» Input rows:

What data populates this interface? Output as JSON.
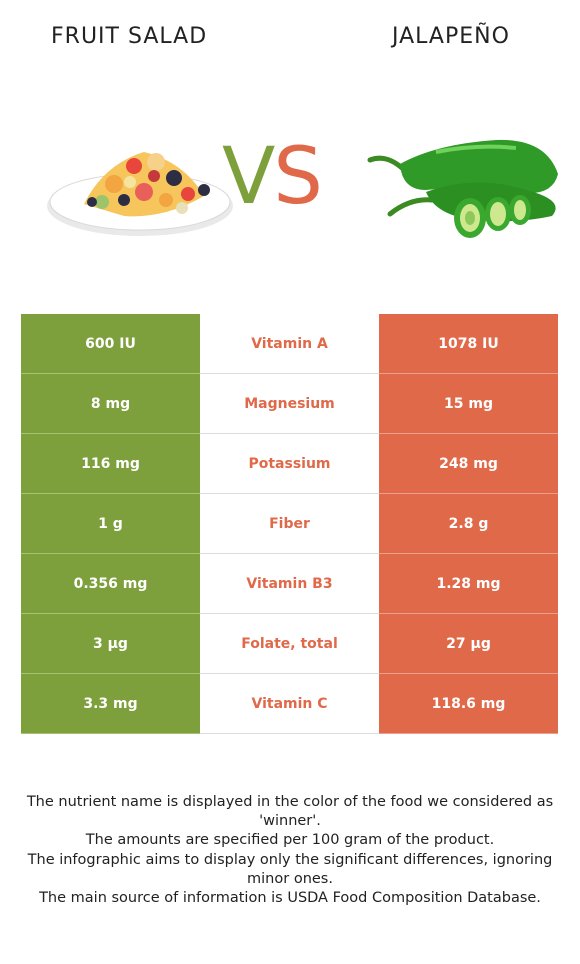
{
  "header": {
    "left_food": "FRUIT SALAD",
    "right_food": "JALAPEÑO",
    "vs_v": "V",
    "vs_s": "S"
  },
  "colors": {
    "winner_left": "#7da03c",
    "winner_right": "#e0694a"
  },
  "rows": [
    {
      "nutrient": "Vitamin A",
      "left": "600 IU",
      "right": "1078 IU"
    },
    {
      "nutrient": "Magnesium",
      "left": "8 mg",
      "right": "15 mg"
    },
    {
      "nutrient": "Potassium",
      "left": "116 mg",
      "right": "248 mg"
    },
    {
      "nutrient": "Fiber",
      "left": "1 g",
      "right": "2.8 g"
    },
    {
      "nutrient": "Vitamin B3",
      "left": "0.356 mg",
      "right": "1.28 mg"
    },
    {
      "nutrient": "Folate, total",
      "left": "3 µg",
      "right": "27 µg"
    },
    {
      "nutrient": "Vitamin C",
      "left": "3.3 mg",
      "right": "118.6 mg"
    }
  ],
  "footer": {
    "line1": "The nutrient name is displayed in the color of the food we considered as 'winner'.",
    "line2": "The amounts are specified per 100 gram of the product.",
    "line3": "The infographic aims to display only the significant differences, ignoring minor ones.",
    "line4": "The main source of information is USDA Food Composition Database."
  }
}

» Your objective: Leave out the pictures and output the rest of the material exactly as written.

» Problem solution:
What data populates this interface? Output as JSON.
{
  "header": {
    "left_food": "FRUIT SALAD",
    "right_food": "JALAPEÑO",
    "vs_v": "V",
    "vs_s": "S"
  },
  "colors": {
    "winner_left": "#7da03c",
    "winner_right": "#e0694a"
  },
  "rows": [
    {
      "nutrient": "Vitamin A",
      "left": "600 IU",
      "right": "1078 IU"
    },
    {
      "nutrient": "Magnesium",
      "left": "8 mg",
      "right": "15 mg"
    },
    {
      "nutrient": "Potassium",
      "left": "116 mg",
      "right": "248 mg"
    },
    {
      "nutrient": "Fiber",
      "left": "1 g",
      "right": "2.8 g"
    },
    {
      "nutrient": "Vitamin B3",
      "left": "0.356 mg",
      "right": "1.28 mg"
    },
    {
      "nutrient": "Folate, total",
      "left": "3 µg",
      "right": "27 µg"
    },
    {
      "nutrient": "Vitamin C",
      "left": "3.3 mg",
      "right": "118.6 mg"
    }
  ],
  "footer": {
    "line1": "The nutrient name is displayed in the color of the food we considered as 'winner'.",
    "line2": "The amounts are specified per 100 gram of the product.",
    "line3": "The infographic aims to display only the significant differences, ignoring minor ones.",
    "line4": "The main source of information is USDA Food Composition Database."
  }
}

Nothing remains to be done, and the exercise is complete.